===== DATASET RECORDS

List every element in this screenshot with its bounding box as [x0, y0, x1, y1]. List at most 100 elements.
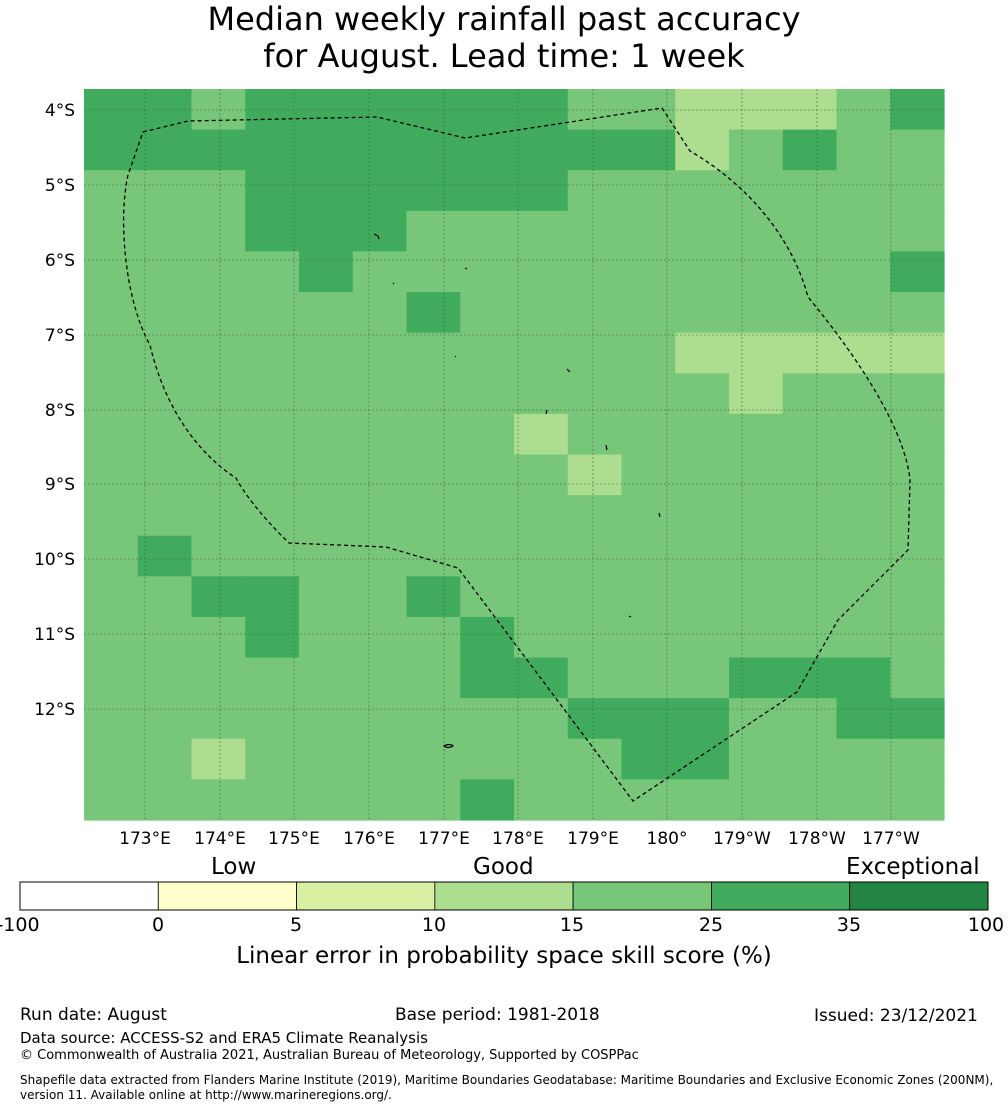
latitude-labels: 4°S 5°S 6°S 7°S 8°S 9°S 10°S 11°S 12°S — [34, 101, 75, 720]
grid-cell — [191, 292, 246, 334]
grid-cell — [84, 332, 139, 374]
grid-cell — [460, 535, 515, 577]
lat-label: 4°S — [45, 101, 75, 121]
grid-cell — [84, 251, 139, 293]
grid-cell — [84, 698, 139, 740]
island — [373, 233, 380, 240]
grid-cell — [84, 454, 139, 496]
grid-cell — [514, 576, 569, 618]
grid-cell — [245, 576, 300, 618]
grid-cell — [245, 616, 300, 659]
grid-cell — [137, 616, 193, 659]
grid-cell — [460, 698, 515, 740]
grid-cell — [621, 251, 676, 293]
grid-cell — [890, 251, 945, 293]
lat-label: 5°S — [45, 176, 75, 196]
grid-cell — [514, 495, 569, 537]
grid-cell — [460, 89, 515, 131]
grid-cell — [567, 332, 623, 374]
grid-cell — [514, 170, 569, 212]
grid-cell — [84, 616, 139, 659]
grid-cell — [514, 779, 569, 821]
grid-cell — [567, 170, 623, 212]
grid-cell — [782, 738, 838, 780]
grid-cell — [836, 292, 891, 334]
grid-cell — [406, 698, 461, 740]
grid-cell — [191, 373, 246, 415]
grid-cell — [137, 373, 193, 415]
lon-label: 176°E — [343, 829, 395, 849]
grid-cell — [460, 170, 515, 212]
grid-cell — [191, 413, 246, 456]
lon-label: 179°W — [713, 829, 771, 849]
grid-cell — [567, 576, 623, 618]
grid-cell — [567, 373, 623, 415]
grid-cell — [836, 738, 891, 780]
lon-label: 180° — [647, 829, 688, 849]
grid-cell — [137, 454, 193, 496]
grid-cell — [621, 616, 676, 659]
grid-cell — [299, 251, 354, 293]
colorbar-segment — [157, 881, 297, 911]
grid-cell — [84, 738, 139, 780]
lon-label: 173°E — [119, 829, 171, 849]
grid-cell — [460, 413, 515, 456]
colorbar-tick: 5 — [289, 914, 303, 936]
grid-cell — [191, 129, 246, 171]
grid-cell — [729, 170, 784, 212]
grid-cell — [836, 576, 891, 618]
grid-cell — [836, 779, 891, 821]
grid-cell — [352, 576, 408, 618]
grid-cell — [299, 495, 354, 537]
grid-cell — [352, 170, 408, 212]
grid-cell — [782, 170, 838, 212]
grid-cell — [299, 210, 354, 253]
islands — [373, 233, 661, 749]
grid-cell — [729, 576, 784, 618]
map-title-line-1: Median weekly rainfall past accuracy — [207, 0, 801, 38]
grid-cell — [137, 495, 193, 537]
grid-cell — [621, 495, 676, 537]
grid-cell — [621, 535, 676, 577]
grid-cell — [514, 373, 569, 415]
grid-cell — [675, 129, 730, 171]
grid-cell — [890, 616, 945, 659]
base-period: Base period: 1981-2018 — [395, 1005, 600, 1025]
grid-cell — [836, 495, 891, 537]
grid-cell — [299, 292, 354, 334]
category-exceptional: Exceptional — [846, 854, 980, 880]
grid-cell — [890, 779, 945, 821]
island — [566, 368, 571, 373]
grid-cell — [675, 332, 730, 374]
colorbar-segment — [572, 881, 712, 911]
grid-cell — [245, 495, 300, 537]
grid-cell — [836, 170, 891, 212]
grid-cell — [729, 495, 784, 537]
grid-cell — [352, 332, 408, 374]
colorbar-tick: -100 — [0, 914, 40, 936]
lon-label: 178°W — [788, 829, 846, 849]
grid-cell — [621, 738, 676, 780]
grid-cell — [729, 129, 784, 171]
grid-cell — [352, 454, 408, 496]
grid-cell — [352, 779, 408, 821]
grid-cell — [567, 698, 623, 740]
grid-cell — [567, 535, 623, 577]
grid-cell — [782, 495, 838, 537]
grid-cell — [567, 292, 623, 334]
grid-cell — [245, 170, 300, 212]
grid-cell — [836, 129, 891, 171]
grid-cell — [299, 698, 354, 740]
grid-cell — [460, 495, 515, 537]
grid-cell — [460, 779, 515, 821]
grid-cell — [84, 535, 139, 577]
grid-cell — [191, 495, 246, 537]
grid-cell — [137, 129, 193, 171]
grid-cell — [299, 576, 354, 618]
grid-cell — [782, 616, 838, 659]
grid-cell — [621, 170, 676, 212]
grid-cell — [729, 373, 784, 415]
colorbar-segment — [434, 881, 574, 911]
grid-cell — [890, 170, 945, 212]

==========

● GOAL
Print the material verbatim from the line with "latitude-labels: 4°S 5°S" to the line with "grid-cell — [514, 576, 569, 618]", including both of those lines.

● EXERCISE SOLUTION
latitude-labels: 4°S 5°S 6°S 7°S 8°S 9°S 10°S 11°S 12°S — [34, 101, 75, 720]
grid-cell — [191, 292, 246, 334]
grid-cell — [84, 332, 139, 374]
grid-cell — [460, 535, 515, 577]
lat-label: 4°S — [45, 101, 75, 121]
grid-cell — [84, 251, 139, 293]
grid-cell — [84, 698, 139, 740]
island — [373, 233, 380, 240]
grid-cell — [84, 454, 139, 496]
grid-cell — [514, 576, 569, 618]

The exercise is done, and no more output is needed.